## [Task to complete]
Could you recast the lines from the start of the records up to and including the line with "start-arrow-icon[interactable] xyxy=(36,62,52,90)" as a Markdown table, with a "No." column numbering the rows and a "Text" column holding each line, leaving out blank lines?

[start Supplied information]

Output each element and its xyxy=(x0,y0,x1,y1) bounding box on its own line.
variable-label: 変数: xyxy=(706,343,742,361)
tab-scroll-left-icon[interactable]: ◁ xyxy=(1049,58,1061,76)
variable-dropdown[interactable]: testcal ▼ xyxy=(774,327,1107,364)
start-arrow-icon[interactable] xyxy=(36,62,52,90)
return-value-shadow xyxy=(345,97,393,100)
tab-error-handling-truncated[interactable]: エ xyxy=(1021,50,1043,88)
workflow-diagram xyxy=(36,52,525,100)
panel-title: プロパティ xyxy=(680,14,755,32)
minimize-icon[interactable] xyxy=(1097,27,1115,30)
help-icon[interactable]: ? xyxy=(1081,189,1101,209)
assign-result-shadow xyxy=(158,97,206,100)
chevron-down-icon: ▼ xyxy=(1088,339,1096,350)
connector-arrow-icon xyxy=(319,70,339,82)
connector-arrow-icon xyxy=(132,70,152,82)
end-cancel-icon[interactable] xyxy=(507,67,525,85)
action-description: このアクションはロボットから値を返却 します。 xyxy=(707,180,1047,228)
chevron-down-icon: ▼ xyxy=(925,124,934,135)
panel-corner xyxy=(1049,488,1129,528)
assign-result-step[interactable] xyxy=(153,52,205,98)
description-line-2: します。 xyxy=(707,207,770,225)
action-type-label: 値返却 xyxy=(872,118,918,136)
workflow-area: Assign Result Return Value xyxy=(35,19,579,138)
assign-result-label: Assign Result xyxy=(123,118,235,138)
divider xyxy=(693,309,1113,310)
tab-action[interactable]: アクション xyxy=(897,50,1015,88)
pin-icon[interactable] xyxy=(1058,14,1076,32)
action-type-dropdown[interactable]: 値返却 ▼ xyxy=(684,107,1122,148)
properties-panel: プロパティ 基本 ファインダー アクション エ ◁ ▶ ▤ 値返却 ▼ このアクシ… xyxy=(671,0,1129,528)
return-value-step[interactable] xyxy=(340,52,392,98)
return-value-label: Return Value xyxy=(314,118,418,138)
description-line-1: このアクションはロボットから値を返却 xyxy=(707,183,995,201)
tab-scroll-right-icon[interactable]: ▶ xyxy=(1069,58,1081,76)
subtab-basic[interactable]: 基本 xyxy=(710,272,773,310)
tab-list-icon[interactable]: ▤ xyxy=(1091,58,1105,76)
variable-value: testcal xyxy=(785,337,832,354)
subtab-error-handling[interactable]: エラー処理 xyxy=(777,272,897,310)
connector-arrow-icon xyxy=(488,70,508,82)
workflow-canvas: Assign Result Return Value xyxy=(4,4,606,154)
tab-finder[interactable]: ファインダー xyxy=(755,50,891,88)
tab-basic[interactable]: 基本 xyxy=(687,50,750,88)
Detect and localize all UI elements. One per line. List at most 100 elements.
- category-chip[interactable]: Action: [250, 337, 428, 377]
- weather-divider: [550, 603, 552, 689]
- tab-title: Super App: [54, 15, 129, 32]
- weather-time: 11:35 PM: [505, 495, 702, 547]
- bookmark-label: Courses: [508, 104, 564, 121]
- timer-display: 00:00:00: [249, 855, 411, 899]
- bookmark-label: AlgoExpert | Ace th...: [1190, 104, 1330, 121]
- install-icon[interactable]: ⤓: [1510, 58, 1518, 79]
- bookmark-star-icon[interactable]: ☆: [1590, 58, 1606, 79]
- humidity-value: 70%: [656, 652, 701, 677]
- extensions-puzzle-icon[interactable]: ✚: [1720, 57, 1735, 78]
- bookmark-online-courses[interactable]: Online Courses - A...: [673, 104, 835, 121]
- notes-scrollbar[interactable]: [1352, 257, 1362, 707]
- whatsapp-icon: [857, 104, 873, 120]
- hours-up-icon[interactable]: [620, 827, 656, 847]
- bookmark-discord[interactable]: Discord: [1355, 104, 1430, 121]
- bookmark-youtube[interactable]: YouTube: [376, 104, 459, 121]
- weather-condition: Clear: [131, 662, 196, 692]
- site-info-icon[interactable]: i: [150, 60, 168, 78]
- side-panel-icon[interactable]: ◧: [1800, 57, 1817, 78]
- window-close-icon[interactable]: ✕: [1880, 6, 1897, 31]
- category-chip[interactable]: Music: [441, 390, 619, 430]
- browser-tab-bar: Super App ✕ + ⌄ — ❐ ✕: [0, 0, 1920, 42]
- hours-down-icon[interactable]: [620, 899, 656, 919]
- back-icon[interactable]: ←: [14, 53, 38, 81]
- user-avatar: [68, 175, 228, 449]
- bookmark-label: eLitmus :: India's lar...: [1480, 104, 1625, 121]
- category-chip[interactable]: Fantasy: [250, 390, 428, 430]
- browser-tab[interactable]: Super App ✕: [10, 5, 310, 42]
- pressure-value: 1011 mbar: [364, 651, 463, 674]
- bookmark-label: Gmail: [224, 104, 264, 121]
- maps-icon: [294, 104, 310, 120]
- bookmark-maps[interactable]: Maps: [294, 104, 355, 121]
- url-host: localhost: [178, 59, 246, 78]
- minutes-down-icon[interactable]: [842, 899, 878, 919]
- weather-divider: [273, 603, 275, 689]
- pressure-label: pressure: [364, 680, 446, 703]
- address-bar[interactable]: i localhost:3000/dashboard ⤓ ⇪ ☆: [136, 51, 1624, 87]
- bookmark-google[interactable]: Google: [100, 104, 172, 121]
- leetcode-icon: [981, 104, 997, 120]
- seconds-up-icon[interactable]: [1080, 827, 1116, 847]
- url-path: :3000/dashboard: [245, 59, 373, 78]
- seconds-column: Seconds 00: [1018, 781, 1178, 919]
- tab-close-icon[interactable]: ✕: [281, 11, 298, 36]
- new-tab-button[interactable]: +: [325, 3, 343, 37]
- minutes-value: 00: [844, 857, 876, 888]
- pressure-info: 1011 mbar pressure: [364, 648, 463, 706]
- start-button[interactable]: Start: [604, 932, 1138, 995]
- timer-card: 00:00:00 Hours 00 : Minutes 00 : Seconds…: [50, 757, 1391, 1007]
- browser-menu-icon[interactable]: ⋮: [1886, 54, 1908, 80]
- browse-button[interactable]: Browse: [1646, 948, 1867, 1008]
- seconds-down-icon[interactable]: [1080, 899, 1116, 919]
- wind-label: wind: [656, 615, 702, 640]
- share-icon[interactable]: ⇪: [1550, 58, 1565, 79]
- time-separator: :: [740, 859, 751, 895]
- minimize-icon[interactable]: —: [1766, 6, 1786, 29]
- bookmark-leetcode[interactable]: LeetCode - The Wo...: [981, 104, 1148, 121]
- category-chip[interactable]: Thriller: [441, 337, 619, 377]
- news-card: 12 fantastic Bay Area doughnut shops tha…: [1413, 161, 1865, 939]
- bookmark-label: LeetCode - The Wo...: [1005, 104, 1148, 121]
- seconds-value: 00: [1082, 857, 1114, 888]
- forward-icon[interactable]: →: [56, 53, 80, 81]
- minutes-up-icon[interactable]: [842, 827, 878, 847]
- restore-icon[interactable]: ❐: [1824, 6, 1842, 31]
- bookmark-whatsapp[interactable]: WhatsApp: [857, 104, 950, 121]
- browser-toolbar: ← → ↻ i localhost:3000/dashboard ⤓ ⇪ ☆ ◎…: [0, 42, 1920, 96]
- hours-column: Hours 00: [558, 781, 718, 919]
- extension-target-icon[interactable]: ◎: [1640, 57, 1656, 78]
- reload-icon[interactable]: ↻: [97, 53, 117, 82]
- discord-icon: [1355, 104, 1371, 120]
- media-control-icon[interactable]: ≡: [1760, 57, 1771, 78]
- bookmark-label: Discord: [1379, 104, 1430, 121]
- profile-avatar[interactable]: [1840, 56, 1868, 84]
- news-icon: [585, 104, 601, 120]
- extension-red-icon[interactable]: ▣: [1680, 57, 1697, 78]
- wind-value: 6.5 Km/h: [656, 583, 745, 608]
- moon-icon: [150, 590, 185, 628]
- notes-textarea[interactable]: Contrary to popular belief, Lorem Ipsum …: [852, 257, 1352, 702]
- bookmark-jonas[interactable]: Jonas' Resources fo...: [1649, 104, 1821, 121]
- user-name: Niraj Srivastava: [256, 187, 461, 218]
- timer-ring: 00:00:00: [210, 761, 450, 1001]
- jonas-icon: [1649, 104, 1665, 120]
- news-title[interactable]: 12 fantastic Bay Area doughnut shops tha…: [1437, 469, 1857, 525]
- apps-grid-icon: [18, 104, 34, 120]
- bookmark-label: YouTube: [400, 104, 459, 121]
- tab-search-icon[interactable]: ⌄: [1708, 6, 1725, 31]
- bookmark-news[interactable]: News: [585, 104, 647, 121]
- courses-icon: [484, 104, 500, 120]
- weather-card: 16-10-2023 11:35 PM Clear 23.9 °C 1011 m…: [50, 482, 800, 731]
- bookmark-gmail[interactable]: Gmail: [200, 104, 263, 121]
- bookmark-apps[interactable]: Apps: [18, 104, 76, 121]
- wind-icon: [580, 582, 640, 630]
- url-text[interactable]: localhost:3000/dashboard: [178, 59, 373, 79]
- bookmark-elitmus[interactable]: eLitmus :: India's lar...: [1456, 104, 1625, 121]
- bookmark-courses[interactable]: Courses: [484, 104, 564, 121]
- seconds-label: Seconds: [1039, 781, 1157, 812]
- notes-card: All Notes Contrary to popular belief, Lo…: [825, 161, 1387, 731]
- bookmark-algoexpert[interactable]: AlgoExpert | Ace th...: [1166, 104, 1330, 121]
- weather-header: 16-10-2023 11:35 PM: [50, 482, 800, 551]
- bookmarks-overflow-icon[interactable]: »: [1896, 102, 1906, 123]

[end Supplied information]

## [Answer to this problem]
| No. | Text |
|---|---|
| 1 | Output each element and its xyxy=(x0,y0,x1,y1) bounding box on its own line. |
| 2 | variable-label: 変数: xyxy=(706,343,742,361) |
| 3 | tab-scroll-left-icon[interactable]: ◁ xyxy=(1049,58,1061,76) |
| 4 | variable-dropdown[interactable]: testcal ▼ xyxy=(774,327,1107,364) |
| 5 | start-arrow-icon[interactable] xyxy=(36,62,52,90) |